## Secção do documento
------------------------

A máfia da blogosfera
09
Jul 09
publicado por Tiago Moreira Ramalho, às 15:58link do post

A Daniela teve a gentileza de entrar no debate, que eu já sentia falta de um à séria, e respondeu ao meu post.

Antes de mais, deixa-me fazer uma nota prévia: eutanásia não voluntária significa que o doente não manifestou qualquer opinião, eutanásia involuntária significa que o doente manifestou opinião de que não queria ser morto. São duas coisas um pouco distintas.

Vamos ao que interessa: a questão essencial quando falamos em eutanásia não voluntária passiva é precisamente a de sabermos se há ou não uma obrigação moral de um indivíduo A manter um indivíduo B vivo. Claro que qualquer pessoa bondosa fará de tudo para ajudar os outros e para os poder tratar. No entanto, há que distinguir muito bem entre o que é um acto bom e o acto que nem é bom nem é mau. É verdade que ajudar os outros é algo de louvável, ainda assim não se pode cunhar como imoral a não-ajuda. Por exemplo, eu tenho plena noção que há imensa gente a morrer à minha volta, sem que faça propriamente algo de substancial para minorar o problema. É claro que se eu fizesse, estaria a fazer muito bem. Mas não fazer não me faz sentir que estou a fazer mal, que estou a ser mau, imoral. Isto acontece pelo simples facto de não haver essa obrigação moral.

------------------------

## Entradas fornecidas
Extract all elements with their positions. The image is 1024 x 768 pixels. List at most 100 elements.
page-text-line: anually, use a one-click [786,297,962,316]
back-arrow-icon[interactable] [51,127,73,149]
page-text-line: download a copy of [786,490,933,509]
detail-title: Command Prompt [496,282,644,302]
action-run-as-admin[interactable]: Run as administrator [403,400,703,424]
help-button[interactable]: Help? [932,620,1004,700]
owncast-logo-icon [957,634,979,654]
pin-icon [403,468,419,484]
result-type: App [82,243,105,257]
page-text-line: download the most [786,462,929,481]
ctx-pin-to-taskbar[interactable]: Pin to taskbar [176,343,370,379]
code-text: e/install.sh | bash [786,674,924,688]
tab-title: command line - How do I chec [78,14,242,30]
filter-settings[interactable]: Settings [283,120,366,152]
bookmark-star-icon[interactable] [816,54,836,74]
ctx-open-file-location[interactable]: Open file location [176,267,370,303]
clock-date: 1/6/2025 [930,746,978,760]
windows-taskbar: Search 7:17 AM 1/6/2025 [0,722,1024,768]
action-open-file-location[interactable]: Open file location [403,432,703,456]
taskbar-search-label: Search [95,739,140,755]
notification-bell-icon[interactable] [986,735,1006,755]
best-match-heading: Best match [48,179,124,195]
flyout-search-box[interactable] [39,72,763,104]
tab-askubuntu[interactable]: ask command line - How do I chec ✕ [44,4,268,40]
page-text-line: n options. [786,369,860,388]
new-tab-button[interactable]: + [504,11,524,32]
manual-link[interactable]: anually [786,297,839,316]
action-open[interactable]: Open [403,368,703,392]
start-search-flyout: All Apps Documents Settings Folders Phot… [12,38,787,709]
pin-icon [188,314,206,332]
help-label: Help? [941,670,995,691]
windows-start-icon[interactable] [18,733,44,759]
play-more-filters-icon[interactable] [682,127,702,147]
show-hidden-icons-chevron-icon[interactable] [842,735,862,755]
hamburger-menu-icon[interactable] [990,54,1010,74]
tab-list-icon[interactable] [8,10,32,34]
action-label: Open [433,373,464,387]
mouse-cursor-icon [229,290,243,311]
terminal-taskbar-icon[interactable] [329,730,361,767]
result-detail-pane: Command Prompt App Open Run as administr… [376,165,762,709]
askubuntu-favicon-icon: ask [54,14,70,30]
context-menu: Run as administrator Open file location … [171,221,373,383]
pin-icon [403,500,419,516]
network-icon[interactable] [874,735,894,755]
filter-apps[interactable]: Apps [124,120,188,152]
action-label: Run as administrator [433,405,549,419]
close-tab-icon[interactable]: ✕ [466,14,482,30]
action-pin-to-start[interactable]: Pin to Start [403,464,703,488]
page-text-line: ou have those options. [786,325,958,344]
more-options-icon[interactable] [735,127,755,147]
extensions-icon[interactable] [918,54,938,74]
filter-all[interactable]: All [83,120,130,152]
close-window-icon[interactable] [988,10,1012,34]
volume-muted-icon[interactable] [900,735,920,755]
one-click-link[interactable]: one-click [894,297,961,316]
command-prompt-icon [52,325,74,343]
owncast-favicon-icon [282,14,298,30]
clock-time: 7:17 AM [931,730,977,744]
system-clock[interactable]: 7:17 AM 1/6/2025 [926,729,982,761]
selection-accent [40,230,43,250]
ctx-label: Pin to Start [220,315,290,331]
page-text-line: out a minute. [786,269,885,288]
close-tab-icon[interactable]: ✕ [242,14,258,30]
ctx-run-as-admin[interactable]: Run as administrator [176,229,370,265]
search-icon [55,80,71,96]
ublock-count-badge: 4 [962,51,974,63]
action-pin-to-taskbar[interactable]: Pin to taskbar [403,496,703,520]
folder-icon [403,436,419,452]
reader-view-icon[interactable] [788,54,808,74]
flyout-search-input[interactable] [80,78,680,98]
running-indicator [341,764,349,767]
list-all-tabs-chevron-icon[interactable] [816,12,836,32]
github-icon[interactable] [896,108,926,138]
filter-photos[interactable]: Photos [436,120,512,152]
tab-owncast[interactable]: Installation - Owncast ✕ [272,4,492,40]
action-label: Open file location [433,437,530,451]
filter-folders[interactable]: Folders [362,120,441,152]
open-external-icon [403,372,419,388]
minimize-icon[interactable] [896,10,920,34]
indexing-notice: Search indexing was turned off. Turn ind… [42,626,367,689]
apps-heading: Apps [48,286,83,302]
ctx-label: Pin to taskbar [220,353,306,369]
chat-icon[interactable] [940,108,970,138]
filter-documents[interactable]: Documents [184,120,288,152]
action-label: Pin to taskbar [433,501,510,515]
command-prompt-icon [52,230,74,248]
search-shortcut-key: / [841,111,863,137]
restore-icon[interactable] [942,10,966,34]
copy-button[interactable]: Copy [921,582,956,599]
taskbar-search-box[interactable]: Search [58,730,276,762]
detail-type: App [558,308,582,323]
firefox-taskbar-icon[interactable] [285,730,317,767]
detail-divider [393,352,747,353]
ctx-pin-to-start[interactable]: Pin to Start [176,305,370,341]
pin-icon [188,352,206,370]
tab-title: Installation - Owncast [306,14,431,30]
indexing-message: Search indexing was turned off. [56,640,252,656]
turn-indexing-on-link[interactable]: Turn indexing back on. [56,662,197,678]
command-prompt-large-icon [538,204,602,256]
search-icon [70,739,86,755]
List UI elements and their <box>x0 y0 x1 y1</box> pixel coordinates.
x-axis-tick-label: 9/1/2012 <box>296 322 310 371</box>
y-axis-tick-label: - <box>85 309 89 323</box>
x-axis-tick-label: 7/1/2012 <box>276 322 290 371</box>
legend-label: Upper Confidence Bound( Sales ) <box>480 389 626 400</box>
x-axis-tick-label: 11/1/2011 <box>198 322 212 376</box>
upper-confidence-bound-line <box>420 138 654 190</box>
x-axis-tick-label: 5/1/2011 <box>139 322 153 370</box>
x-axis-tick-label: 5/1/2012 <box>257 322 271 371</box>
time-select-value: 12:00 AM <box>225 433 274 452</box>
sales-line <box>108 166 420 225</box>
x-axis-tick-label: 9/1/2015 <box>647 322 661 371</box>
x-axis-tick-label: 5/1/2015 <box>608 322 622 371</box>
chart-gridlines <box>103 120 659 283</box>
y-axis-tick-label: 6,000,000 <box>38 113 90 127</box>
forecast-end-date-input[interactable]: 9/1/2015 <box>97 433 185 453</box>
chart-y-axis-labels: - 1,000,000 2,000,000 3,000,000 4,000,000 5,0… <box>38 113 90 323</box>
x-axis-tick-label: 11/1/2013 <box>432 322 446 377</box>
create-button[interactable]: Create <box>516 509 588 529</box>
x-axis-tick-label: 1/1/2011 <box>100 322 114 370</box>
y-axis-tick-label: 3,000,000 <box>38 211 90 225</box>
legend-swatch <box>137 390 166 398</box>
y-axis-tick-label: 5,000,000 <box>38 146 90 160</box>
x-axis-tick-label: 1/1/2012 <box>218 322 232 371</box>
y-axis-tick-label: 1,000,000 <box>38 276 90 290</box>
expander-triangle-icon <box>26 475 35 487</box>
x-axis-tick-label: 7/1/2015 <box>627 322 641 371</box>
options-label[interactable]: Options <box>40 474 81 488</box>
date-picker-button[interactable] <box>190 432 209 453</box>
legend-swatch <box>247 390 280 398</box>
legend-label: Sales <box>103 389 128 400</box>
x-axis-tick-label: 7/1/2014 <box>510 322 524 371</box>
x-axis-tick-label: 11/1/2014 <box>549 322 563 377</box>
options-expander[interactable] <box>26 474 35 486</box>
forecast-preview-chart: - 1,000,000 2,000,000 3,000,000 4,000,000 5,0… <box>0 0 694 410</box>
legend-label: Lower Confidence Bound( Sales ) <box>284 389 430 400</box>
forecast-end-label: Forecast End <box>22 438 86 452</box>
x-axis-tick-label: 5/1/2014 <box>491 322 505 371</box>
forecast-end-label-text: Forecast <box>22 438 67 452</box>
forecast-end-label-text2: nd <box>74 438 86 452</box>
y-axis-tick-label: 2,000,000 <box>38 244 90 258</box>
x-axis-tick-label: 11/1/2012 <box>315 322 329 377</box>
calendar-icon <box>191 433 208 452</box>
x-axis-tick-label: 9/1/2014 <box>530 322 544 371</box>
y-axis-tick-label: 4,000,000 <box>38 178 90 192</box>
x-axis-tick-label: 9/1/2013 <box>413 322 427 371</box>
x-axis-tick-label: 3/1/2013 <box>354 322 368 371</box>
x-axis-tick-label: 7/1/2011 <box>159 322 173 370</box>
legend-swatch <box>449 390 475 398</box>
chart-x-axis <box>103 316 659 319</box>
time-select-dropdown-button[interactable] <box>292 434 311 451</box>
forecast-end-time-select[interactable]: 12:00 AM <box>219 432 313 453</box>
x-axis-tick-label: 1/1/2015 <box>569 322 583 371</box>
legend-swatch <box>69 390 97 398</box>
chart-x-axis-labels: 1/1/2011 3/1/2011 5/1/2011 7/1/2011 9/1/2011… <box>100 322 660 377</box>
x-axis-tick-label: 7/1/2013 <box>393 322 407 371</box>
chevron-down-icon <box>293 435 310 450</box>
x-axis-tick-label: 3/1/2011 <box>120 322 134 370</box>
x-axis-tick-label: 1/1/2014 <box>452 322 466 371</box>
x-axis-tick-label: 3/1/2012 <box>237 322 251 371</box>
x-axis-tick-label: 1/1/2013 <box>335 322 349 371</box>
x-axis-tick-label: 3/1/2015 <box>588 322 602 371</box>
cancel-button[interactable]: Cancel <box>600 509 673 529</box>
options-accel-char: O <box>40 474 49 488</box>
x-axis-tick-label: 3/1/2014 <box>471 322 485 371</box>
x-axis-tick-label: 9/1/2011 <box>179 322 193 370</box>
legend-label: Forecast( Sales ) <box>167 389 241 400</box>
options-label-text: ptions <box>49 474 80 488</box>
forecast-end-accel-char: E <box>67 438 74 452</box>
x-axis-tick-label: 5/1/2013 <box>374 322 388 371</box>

------------------------

## Enunciado
Na publicação sobre eutanásia, o que significa eutanásia involuntária?

## Resolução
Significa que o doente manifestou a opinião de que não queria ser morto.